# [Aim of the task]
Repeat the data word for word. Do not include the pictures.

# [Material for this task]
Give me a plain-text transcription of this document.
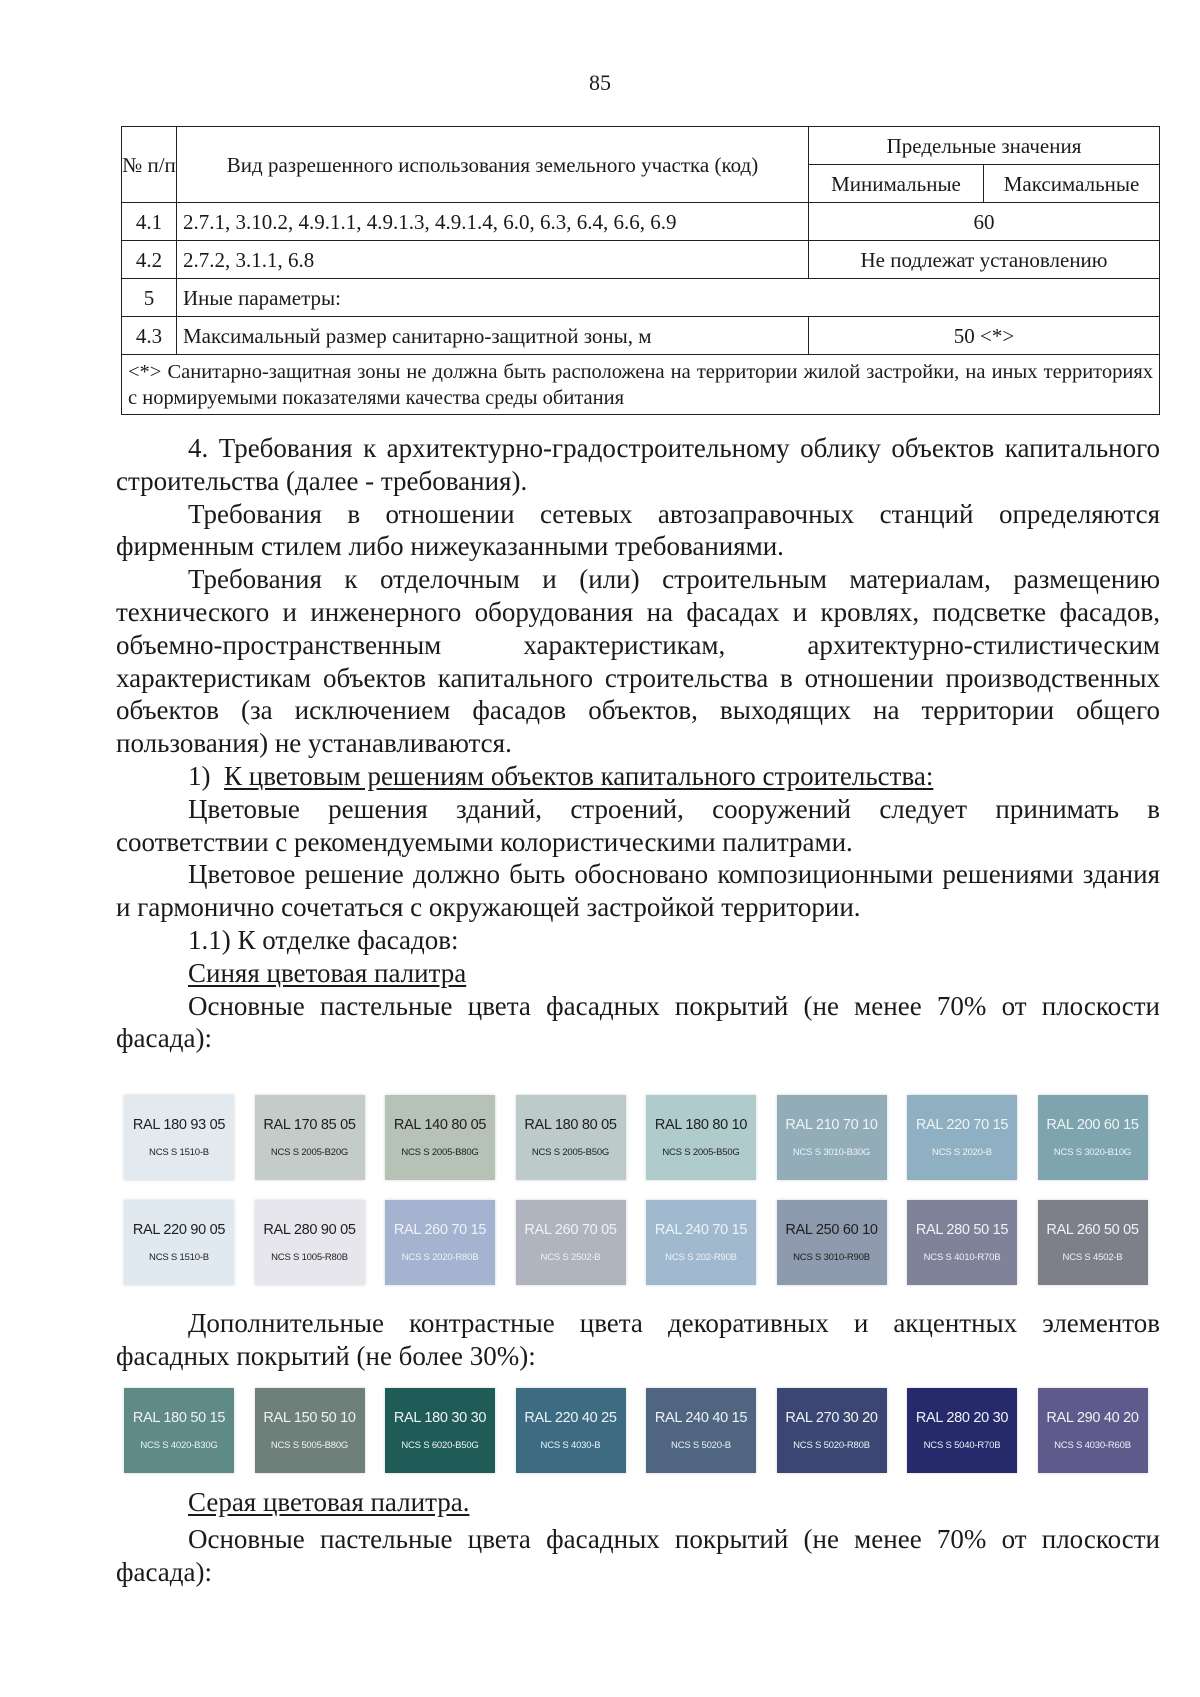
85
№ п/п	Вид разрешенного использования земельного участка (код)	Предельные значения	
		Минимальные	Максимальные
4.1	2.7.1, 3.10.2, 4.9.1.1, 4.9.1.3, 4.9.1.4, 6.0, 6.3, 6.4, 6.6, 6.9	60	
4.2	2.7.2, 3.1.1, 6.8	Не подлежат установлению	
5	Иные параметры:		
4.3	Максимальный размер санитарно-защитной зоны, м	50 <*>	
<*> Санитарно-защитная зоны не должна быть расположена на территории жилой застройки, на иных территориях с нормируемыми показателями качества среды обитания			

4. Требования к архитектурно-градостроительному облику объектов капитального строительства (далее - требования).

Требования в отношении сетевых автозаправочных станций определяются фирменным стилем либо нижеуказанными требованиями.

Требования к отделочным и (или) строительным материалам, размещению технического и инженерного оборудования на фасадах и кровлях, подсветке фасадов, объемно-пространственным характеристикам, архитектурно-стилистическим характеристикам объектов капитального строительства в отношении производственных объектов (за исключением фасадов объектов, выходящих на территории общего пользования) не устанавливаются.

1) К цветовым решениям объектов капитального строительства:

Цветовые решения зданий, строений, сооружений следует принимать в соответствии с рекомендуемыми колористическими палитрами.

Цветовое решение должно быть обосновано композиционными решениями здания и гармонично сочетаться с окружающей застройкой территории.

1.1) К отделке фасадов:

Синяя цветовая палитра

Основные пастельные цвета фасадных покрытий (не менее 70% от плоскости фасада):

RAL 180 93 05
NCS S 1510-B
RAL 170 85 05
NCS S 2005-B20G
RAL 140 80 05
NCS S 2005-B80G
RAL 180 80 05
NCS S 2005-B50G
RAL 180 80 10
NCS S 2005-B50G
RAL 210 70 10
NCS S 3010-B30G
RAL 220 70 15
NCS S 2020-B
RAL 200 60 15
NCS S 3020-B10G
RAL 220 90 05
NCS S 1510-B
RAL 280 90 05
NCS S 1005-R80B
RAL 260 70 15
NCS S 2020-R80B
RAL 260 70 05
NCS S 2502-B
RAL 240 70 15
NCS S 202-R90B
RAL 250 60 10
NCS S 3010-R90B
RAL 280 50 15
NCS S 4010-R70B
RAL 260 50 05
NCS S 4502-B

Дополнительные контрастные цвета декоративных и акцентных элементов фасадных покрытий (не более 30%):

RAL 180 50 15
NCS S 4020-B30G
RAL 150 50 10
NCS S 5005-B80G
RAL 180 30 30
NCS S 6020-B50G
RAL 220 40 25
NCS S 4030-B
RAL 240 40 15
NCS S 5020-B
RAL 270 30 20
NCS S 5020-R80B
RAL 280 20 30
NCS S 5040-R70B
RAL 290 40 20
NCS S 4030-R60B

Серая цветовая палитра.

Основные пастельные цвета фасадных покрытий (не менее 70% от плоскости фасада):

# [Reply]
Give me a plain-text transcription of this document.
85
№ п/п	Вид разрешенного использования земельного участка (код)	Предельные значения	
		Минимальные	Максимальные
4.1	2.7.1, 3.10.2, 4.9.1.1, 4.9.1.3, 4.9.1.4, 6.0, 6.3, 6.4, 6.6, 6.9	60	
4.2	2.7.2, 3.1.1, 6.8	Не подлежат установлению	
5	Иные параметры:		
4.3	Максимальный размер санитарно-защитной зоны, м	50 <*>	
<*> Санитарно-защитная зоны не должна быть расположена на территории жилой застройки, на иных территориях с нормируемыми показателями качества среды обитания			

4. Требования к архитектурно-градостроительному облику объектов капитального строительства (далее - требования).

Требования в отношении сетевых автозаправочных станций определяются фирменным стилем либо нижеуказанными требованиями.

Требования к отделочным и (или) строительным материалам, размещению технического и инженерного оборудования на фасадах и кровлях, подсветке фасадов, объемно-пространственным характеристикам, архитектурно-стилистическим характеристикам объектов капитального строительства в отношении производственных объектов (за исключением фасадов объектов, выходящих на территории общего пользования) не устанавливаются.

1) К цветовым решениям объектов капитального строительства:

Цветовые решения зданий, строений, сооружений следует принимать в соответствии с рекомендуемыми колористическими палитрами.

Цветовое решение должно быть обосновано композиционными решениями здания и гармонично сочетаться с окружающей застройкой территории.

1.1) К отделке фасадов:

Синяя цветовая палитра

Основные пастельные цвета фасадных покрытий (не менее 70% от плоскости фасада):

RAL 180 93 05
NCS S 1510-B
RAL 170 85 05
NCS S 2005-B20G
RAL 140 80 05
NCS S 2005-B80G
RAL 180 80 05
NCS S 2005-B50G
RAL 180 80 10
NCS S 2005-B50G
RAL 210 70 10
NCS S 3010-B30G
RAL 220 70 15
NCS S 2020-B
RAL 200 60 15
NCS S 3020-B10G
RAL 220 90 05
NCS S 1510-B
RAL 280 90 05
NCS S 1005-R80B
RAL 260 70 15
NCS S 2020-R80B
RAL 260 70 05
NCS S 2502-B
RAL 240 70 15
NCS S 202-R90B
RAL 250 60 10
NCS S 3010-R90B
RAL 280 50 15
NCS S 4010-R70B
RAL 260 50 05
NCS S 4502-B

Дополнительные контрастные цвета декоративных и акцентных элементов фасадных покрытий (не более 30%):

RAL 180 50 15
NCS S 4020-B30G
RAL 150 50 10
NCS S 5005-B80G
RAL 180 30 30
NCS S 6020-B50G
RAL 220 40 25
NCS S 4030-B
RAL 240 40 15
NCS S 5020-B
RAL 270 30 20
NCS S 5020-R80B
RAL 280 20 30
NCS S 5040-R70B
RAL 290 40 20
NCS S 4030-R60B

Серая цветовая палитра.

Основные пастельные цвета фасадных покрытий (не менее 70% от плоскости фасада):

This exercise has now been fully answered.